> _Task instructions_: The entries below should be transcribed in their entirety, exactly as written.

================

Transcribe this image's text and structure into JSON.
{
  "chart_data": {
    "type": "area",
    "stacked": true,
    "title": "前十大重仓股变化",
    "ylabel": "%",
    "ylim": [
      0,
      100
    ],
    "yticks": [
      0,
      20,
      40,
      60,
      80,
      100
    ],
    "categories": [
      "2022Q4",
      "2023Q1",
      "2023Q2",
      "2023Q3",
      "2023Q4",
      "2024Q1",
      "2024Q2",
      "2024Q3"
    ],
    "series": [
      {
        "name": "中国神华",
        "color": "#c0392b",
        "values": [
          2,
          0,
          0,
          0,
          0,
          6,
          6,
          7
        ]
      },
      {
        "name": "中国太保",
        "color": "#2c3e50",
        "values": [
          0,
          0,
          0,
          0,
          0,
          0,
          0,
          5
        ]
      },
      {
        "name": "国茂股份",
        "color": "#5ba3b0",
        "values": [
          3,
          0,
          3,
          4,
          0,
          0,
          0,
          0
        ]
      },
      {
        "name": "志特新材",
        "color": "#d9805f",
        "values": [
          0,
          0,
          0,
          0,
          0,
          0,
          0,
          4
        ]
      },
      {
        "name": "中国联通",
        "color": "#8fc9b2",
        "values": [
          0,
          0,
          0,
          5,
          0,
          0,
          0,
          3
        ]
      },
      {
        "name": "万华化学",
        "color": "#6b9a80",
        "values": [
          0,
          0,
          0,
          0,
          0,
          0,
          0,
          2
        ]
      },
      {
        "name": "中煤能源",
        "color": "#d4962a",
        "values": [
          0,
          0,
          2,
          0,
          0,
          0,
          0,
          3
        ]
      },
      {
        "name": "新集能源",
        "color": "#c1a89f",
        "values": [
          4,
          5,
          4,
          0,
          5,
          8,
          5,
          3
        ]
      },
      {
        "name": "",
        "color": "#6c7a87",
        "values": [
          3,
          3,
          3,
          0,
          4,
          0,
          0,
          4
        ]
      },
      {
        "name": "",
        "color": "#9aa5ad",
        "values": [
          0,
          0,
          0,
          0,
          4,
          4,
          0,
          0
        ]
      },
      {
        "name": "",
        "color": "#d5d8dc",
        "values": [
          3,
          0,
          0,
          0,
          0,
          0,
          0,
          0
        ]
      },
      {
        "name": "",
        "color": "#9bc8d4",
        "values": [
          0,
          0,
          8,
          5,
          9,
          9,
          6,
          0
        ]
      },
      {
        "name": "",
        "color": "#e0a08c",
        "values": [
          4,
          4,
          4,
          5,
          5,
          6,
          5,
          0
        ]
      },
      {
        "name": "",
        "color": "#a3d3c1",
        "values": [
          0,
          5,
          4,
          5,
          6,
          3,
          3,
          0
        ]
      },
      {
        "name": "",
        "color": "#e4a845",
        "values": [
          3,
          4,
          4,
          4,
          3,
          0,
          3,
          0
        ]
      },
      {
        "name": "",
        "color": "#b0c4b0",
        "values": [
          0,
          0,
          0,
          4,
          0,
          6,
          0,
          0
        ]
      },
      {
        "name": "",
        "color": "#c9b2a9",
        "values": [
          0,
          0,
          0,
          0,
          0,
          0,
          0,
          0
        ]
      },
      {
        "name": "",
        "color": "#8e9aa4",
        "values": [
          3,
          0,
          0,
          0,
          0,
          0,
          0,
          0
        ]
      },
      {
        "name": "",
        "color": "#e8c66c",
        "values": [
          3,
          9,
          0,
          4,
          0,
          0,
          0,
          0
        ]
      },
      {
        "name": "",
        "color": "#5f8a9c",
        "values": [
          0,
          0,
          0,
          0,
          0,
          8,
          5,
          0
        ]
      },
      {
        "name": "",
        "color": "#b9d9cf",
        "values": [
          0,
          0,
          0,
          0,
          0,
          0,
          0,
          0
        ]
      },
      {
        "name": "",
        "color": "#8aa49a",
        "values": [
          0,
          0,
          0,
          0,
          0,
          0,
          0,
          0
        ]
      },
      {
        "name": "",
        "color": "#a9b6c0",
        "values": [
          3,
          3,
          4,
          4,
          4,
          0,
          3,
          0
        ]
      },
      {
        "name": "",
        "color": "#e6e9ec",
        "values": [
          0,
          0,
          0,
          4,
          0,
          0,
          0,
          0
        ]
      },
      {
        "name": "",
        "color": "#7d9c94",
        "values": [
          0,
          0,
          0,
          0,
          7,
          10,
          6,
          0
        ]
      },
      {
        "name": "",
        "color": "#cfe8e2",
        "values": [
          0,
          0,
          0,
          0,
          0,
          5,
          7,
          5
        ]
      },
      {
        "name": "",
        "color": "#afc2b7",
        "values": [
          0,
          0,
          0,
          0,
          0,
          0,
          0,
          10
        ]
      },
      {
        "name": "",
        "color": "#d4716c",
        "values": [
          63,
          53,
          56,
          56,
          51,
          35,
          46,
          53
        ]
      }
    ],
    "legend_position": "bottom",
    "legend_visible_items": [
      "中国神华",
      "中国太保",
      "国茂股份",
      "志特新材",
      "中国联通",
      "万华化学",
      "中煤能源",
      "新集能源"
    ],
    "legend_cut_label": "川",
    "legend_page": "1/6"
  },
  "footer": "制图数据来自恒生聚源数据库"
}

================

> _The answer_:
Transcribe this image's text and structure into JSON.
{
  "chart_data": {
    "type": "area",
    "stacked": true,
    "title": "前十大重仓股变化",
    "ylabel": "%",
    "ylim": [
      0,
      100
    ],
    "yticks": [
      0,
      20,
      40,
      60,
      80,
      100
    ],
    "categories": [
      "2022Q4",
      "2023Q1",
      "2023Q2",
      "2023Q3",
      "2023Q4",
      "2024Q1",
      "2024Q2",
      "2024Q3"
    ],
    "series": [
      {
        "name": "中国神华",
        "color": "#c0392b",
        "values": [
          2,
          0,
          0,
          0,
          0,
          6,
          6,
          7
        ]
      },
      {
        "name": "中国太保",
        "color": "#2c3e50",
        "values": [
          0,
          0,
          0,
          0,
          0,
          0,
          0,
          5
        ]
      },
      {
        "name": "国茂股份",
        "color": "#5ba3b0",
        "values": [
          3,
          0,
          3,
          4,
          0,
          0,
          0,
          0
        ]
      },
      {
        "name": "志特新材",
        "color": "#d9805f",
        "values": [
          0,
          0,
          0,
          0,
          0,
          0,
          0,
          4
        ]
      },
      {
        "name": "中国联通",
        "color": "#8fc9b2",
        "values": [
          0,
          0,
          0,
          5,
          0,
          0,
          0,
          3
        ]
      },
      {
        "name": "万华化学",
        "color": "#6b9a80",
        "values": [
          0,
          0,
          0,
          0,
          0,
          0,
          0,
          2
        ]
      },
      {
        "name": "中煤能源",
        "color": "#d4962a",
        "values": [
          0,
          0,
          2,
          0,
          0,
          0,
          0,
          3
        ]
      },
      {
        "name": "新集能源",
        "color": "#c1a89f",
        "values": [
          4,
          5,
          4,
          0,
          5,
          8,
          5,
          3
        ]
      },
      {
        "name": "",
        "color": "#6c7a87",
        "values": [
          3,
          3,
          3,
          0,
          4,
          0,
          0,
          4
        ]
      },
      {
        "name": "",
        "color": "#9aa5ad",
        "values": [
          0,
          0,
          0,
          0,
          4,
          4,
          0,
          0
        ]
      },
      {
        "name": "",
        "color": "#d5d8dc",
        "values": [
          3,
          0,
          0,
          0,
          0,
          0,
          0,
          0
        ]
      },
      {
        "name": "",
        "color": "#9bc8d4",
        "values": [
          0,
          0,
          8,
          5,
          9,
          9,
          6,
          0
        ]
      },
      {
        "name": "",
        "color": "#e0a08c",
        "values": [
          4,
          4,
          4,
          5,
          5,
          6,
          5,
          0
        ]
      },
      {
        "name": "",
        "color": "#a3d3c1",
        "values": [
          0,
          5,
          4,
          5,
          6,
          3,
          3,
          0
        ]
      },
      {
        "name": "",
        "color": "#e4a845",
        "values": [
          3,
          4,
          4,
          4,
          3,
          0,
          3,
          0
        ]
      },
      {
        "name": "",
        "color": "#b0c4b0",
        "values": [
          0,
          0,
          0,
          4,
          0,
          6,
          0,
          0
        ]
      },
      {
        "name": "",
        "color": "#c9b2a9",
        "values": [
          0,
          0,
          0,
          0,
          0,
          0,
          0,
          0
        ]
      },
      {
        "name": "",
        "color": "#8e9aa4",
        "values": [
          3,
          0,
          0,
          0,
          0,
          0,
          0,
          0
        ]
      },
      {
        "name": "",
        "color": "#e8c66c",
        "values": [
          3,
          9,
          0,
          4,
          0,
          0,
          0,
          0
        ]
      },
      {
        "name": "",
        "color": "#5f8a9c",
        "values": [
          0,
          0,
          0,
          0,
          0,
          8,
          5,
          0
        ]
      },
      {
        "name": "",
        "color": "#b9d9cf",
        "values": [
          0,
          0,
          0,
          0,
          0,
          0,
          0,
          0
        ]
      },
      {
        "name": "",
        "color": "#8aa49a",
        "values": [
          0,
          0,
          0,
          0,
          0,
          0,
          0,
          0
        ]
      },
      {
        "name": "",
        "color": "#a9b6c0",
        "values": [
          3,
          3,
          4,
          4,
          4,
          0,
          3,
          0
        ]
      },
      {
        "name": "",
        "color": "#e6e9ec",
        "values": [
          0,
          0,
          0,
          4,
          0,
          0,
          0,
          0
        ]
      },
      {
        "name": "",
        "color": "#7d9c94",
        "values": [
          0,
          0,
          0,
          0,
          7,
          10,
          6,
          0
        ]
      },
      {
        "name": "",
        "color": "#cfe8e2",
        "values": [
          0,
          0,
          0,
          0,
          0,
          5,
          7,
          5
        ]
      },
      {
        "name": "",
        "color": "#afc2b7",
        "values": [
          0,
          0,
          0,
          0,
          0,
          0,
          0,
          10
        ]
      },
      {
        "name": "",
        "color": "#d4716c",
        "values": [
          63,
          53,
          56,
          56,
          51,
          35,
          46,
          53
        ]
      }
    ],
    "legend_position": "bottom",
    "legend_visible_items": [
      "中国神华",
      "中国太保",
      "国茂股份",
      "志特新材",
      "中国联通",
      "万华化学",
      "中煤能源",
      "新集能源"
    ],
    "legend_cut_label": "川",
    "legend_page": "1/6"
  },
  "footer": "制图数据来自恒生聚源数据库"
}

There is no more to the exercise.